> BRIEF
Tally the lines that hold the string "machines", and reply with the count alone.
..............................
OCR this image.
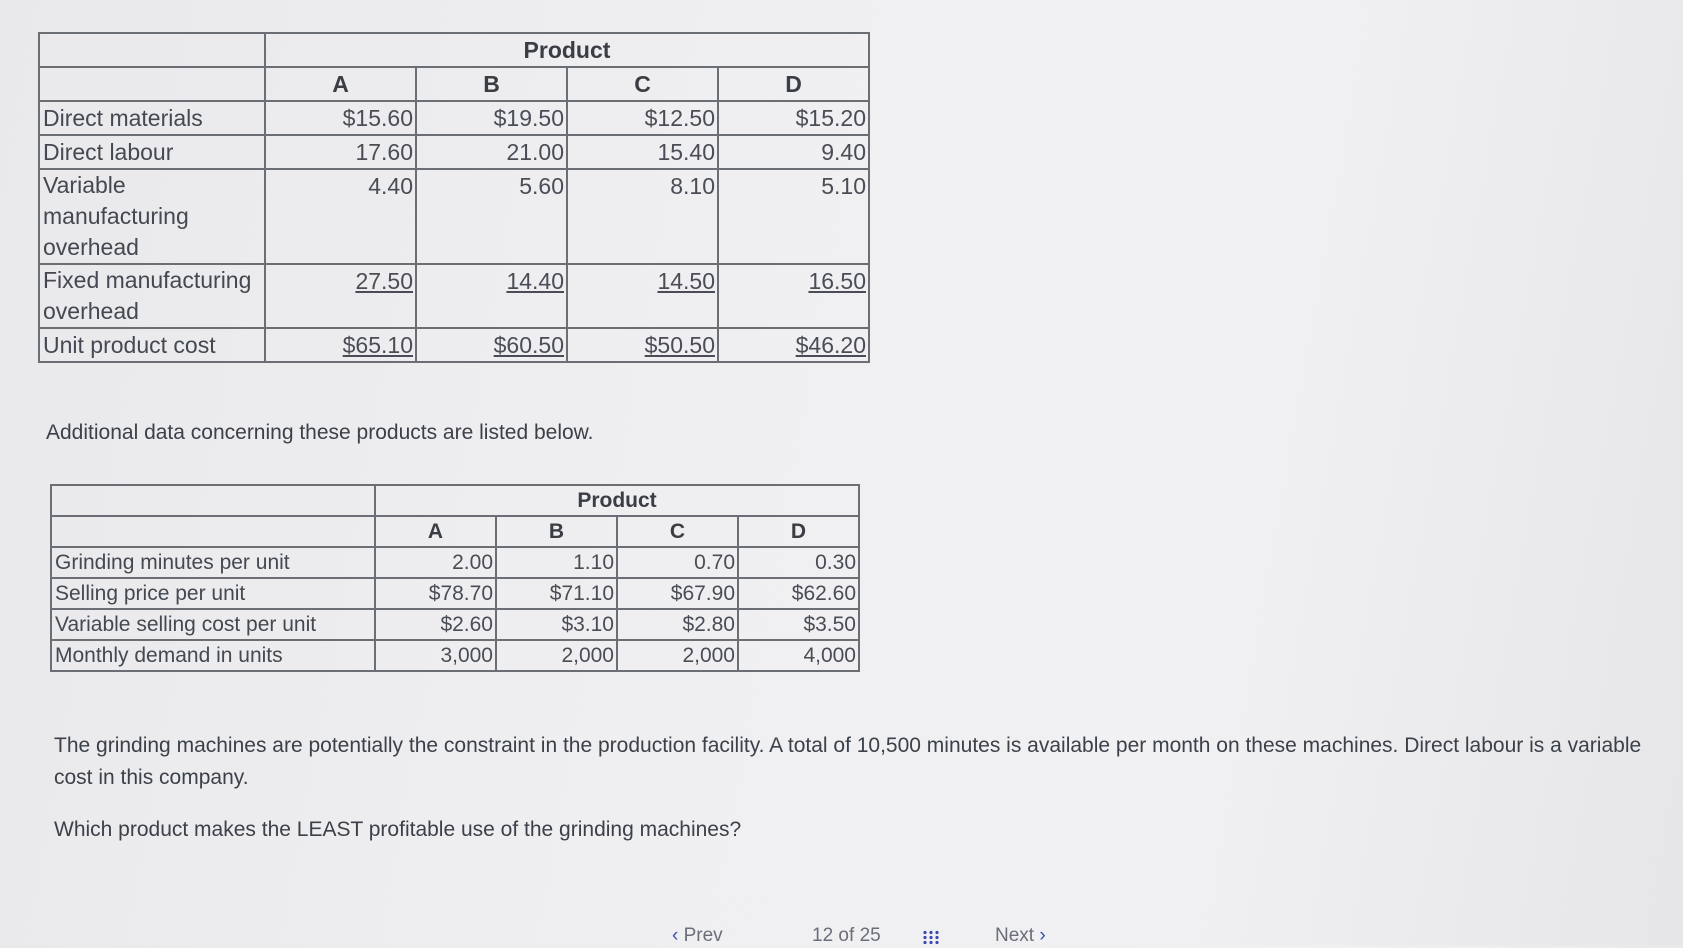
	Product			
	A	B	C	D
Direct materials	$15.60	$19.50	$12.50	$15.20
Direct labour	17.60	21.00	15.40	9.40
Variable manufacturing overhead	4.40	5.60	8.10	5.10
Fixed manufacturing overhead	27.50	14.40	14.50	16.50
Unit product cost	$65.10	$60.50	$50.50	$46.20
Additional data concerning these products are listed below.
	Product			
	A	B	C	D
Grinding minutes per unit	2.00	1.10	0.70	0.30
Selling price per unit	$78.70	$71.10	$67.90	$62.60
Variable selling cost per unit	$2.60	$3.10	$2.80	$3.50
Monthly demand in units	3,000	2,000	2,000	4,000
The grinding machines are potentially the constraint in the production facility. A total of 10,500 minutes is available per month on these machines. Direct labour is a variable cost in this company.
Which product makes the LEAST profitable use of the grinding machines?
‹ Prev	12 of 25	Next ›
..............................
> IN RESPONSE
2